EXCERPTED RECORDS
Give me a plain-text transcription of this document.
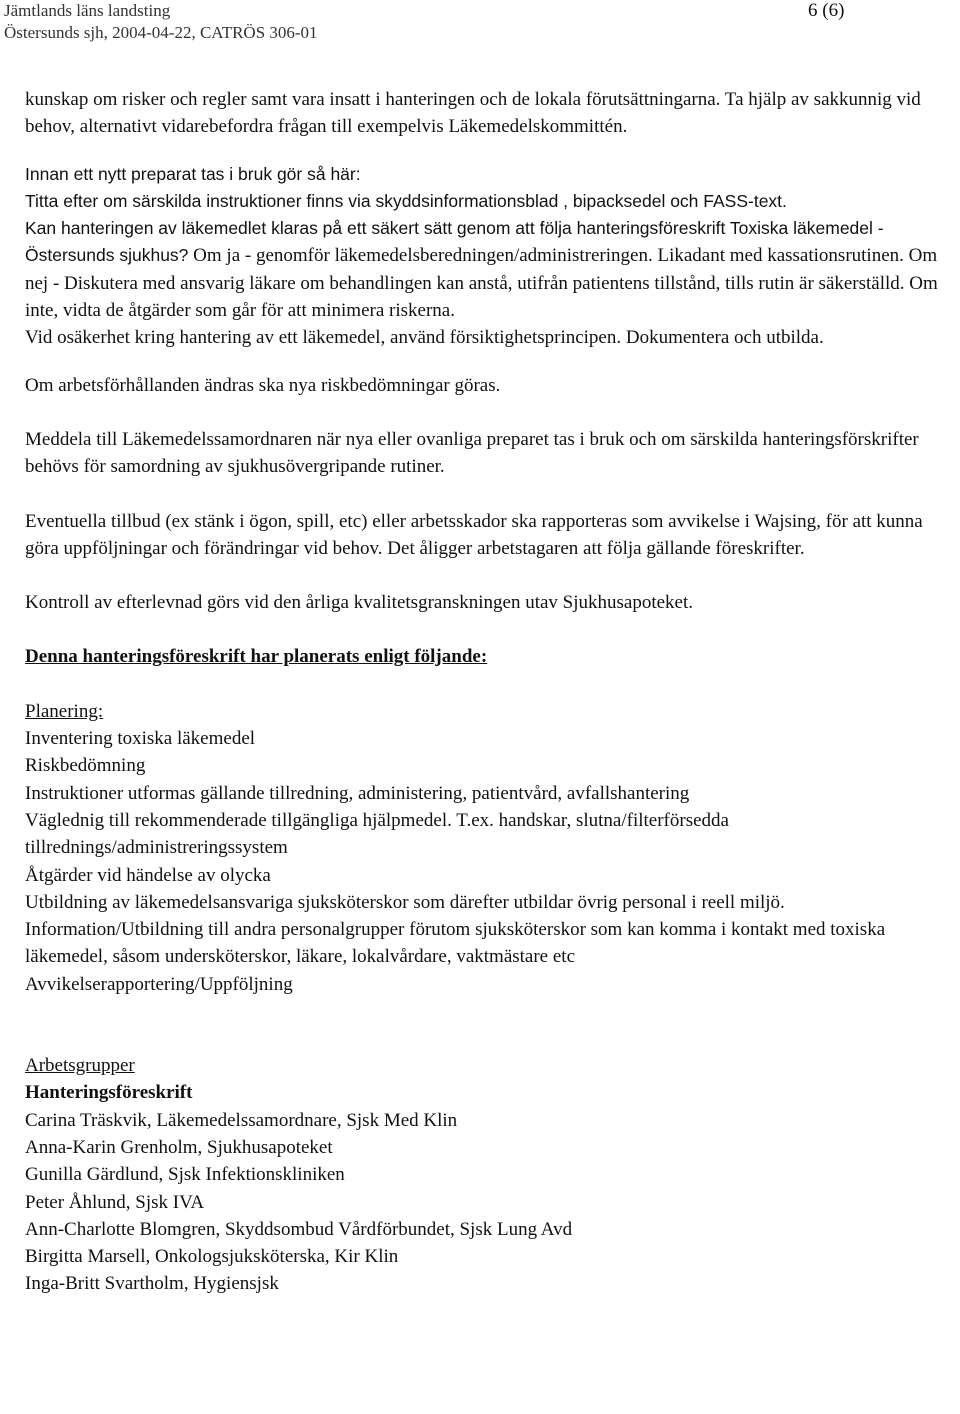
Jämtlands läns landsting
Östersunds sjh, 2004-04-22, CATRÖS 306-01
6 (6)

kunskap om risker och regler samt vara insatt i hanteringen och de lokala förutsättningarna. Ta hjälp av sakkunnig vid behov, alternativt vidarebefordra frågan till exempelvis Läkemedelskommittén.

Innan ett nytt preparat tas i bruk gör så här:

Titta efter om särskilda instruktioner finns via skyddsinformationsblad , bipacksedel och FASS-text.

Kan hanteringen av läkemedlet klaras på ett säkert sätt genom att följa hanteringsföreskrift Toxiska läkemedel - Östersunds sjukhus? Om ja - genomför läkemedelsberedningen/administreringen. Likadant med kassationsrutinen. Om nej - Diskutera med ansvarig läkare om behandlingen kan anstå, utifrån patientens tillstånd, tills rutin är säkerställd. Om inte, vidta de åtgärder som går för att minimera riskerna.

Vid osäkerhet kring hantering av ett läkemedel, använd försiktighetsprincipen. Dokumentera och utbilda.

Om arbetsförhållanden ändras ska nya riskbedömningar göras.

Meddela till Läkemedelssamordnaren när nya eller ovanliga preparet tas i bruk och om särskilda hanteringsförskrifter behövs för samordning av sjukhusövergripande rutiner.

Eventuella tillbud (ex stänk i ögon, spill, etc) eller arbetsskador ska rapporteras som avvikelse i Wajsing, för att kunna göra uppföljningar och förändringar vid behov. Det åligger arbetstagaren att följa gällande föreskrifter.

Kontroll av efterlevnad görs vid den årliga kvalitetsgranskningen utav Sjukhusapoteket.

Denna hanteringsföreskrift har planerats enligt följande:

Planering:

Inventering toxiska läkemedel

Riskbedömning

Instruktioner utformas gällande tillredning, administering, patientvård, avfallshantering

Väglednig till rekommenderade tillgängliga hjälpmedel. T.ex. handskar, slutna/filterförsedda tillrednings/administreringssystem

Åtgärder vid händelse av olycka

Utbildning av läkemedelsansvariga sjuksköterskor som därefter utbildar övrig personal i reell miljö.

Information/Utbildning till andra personalgrupper förutom sjuksköterskor som kan komma i kontakt med toxiska läkemedel, såsom undersköterskor, läkare, lokalvårdare, vaktmästare etc

Avvikelserapportering/Uppföljning

Arbetsgrupper

Hanteringsföreskrift

Carina Träskvik, Läkemedelssamordnare, Sjsk Med Klin

Anna-Karin Grenholm, Sjukhusapoteket

Gunilla Gärdlund, Sjsk Infektionskliniken

Peter Åhlund, Sjsk IVA

Ann-Charlotte Blomgren, Skyddsombud Vårdförbundet, Sjsk Lung Avd

Birgitta Marsell, Onkologsjuksköterska, Kir Klin

Inga-Britt Svartholm, Hygiensjsk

EXERCISE INSTRUCTIONS
Search the material above for lines containing the string "Östersunds", then pull them out.

OUTPUT
Östersunds sjh, 2004-04-22, CATRÖS 306-01
Kan hanteringen av läkemedlet klaras på ett säkert sätt genom att följa hanteringsföreskrift Toxiska läkemedel - Östersunds sjukhus? Om ja - genomför läkemedelsberedningen/administreringen. Likadant med kassationsrutinen. Om nej - Diskutera med ansvarig läkare om behandlingen kan anstå, utifrån patientens tillstånd, tills rutin är säkerställd. Om inte, vidta de åtgärder som går för att minimera riskerna.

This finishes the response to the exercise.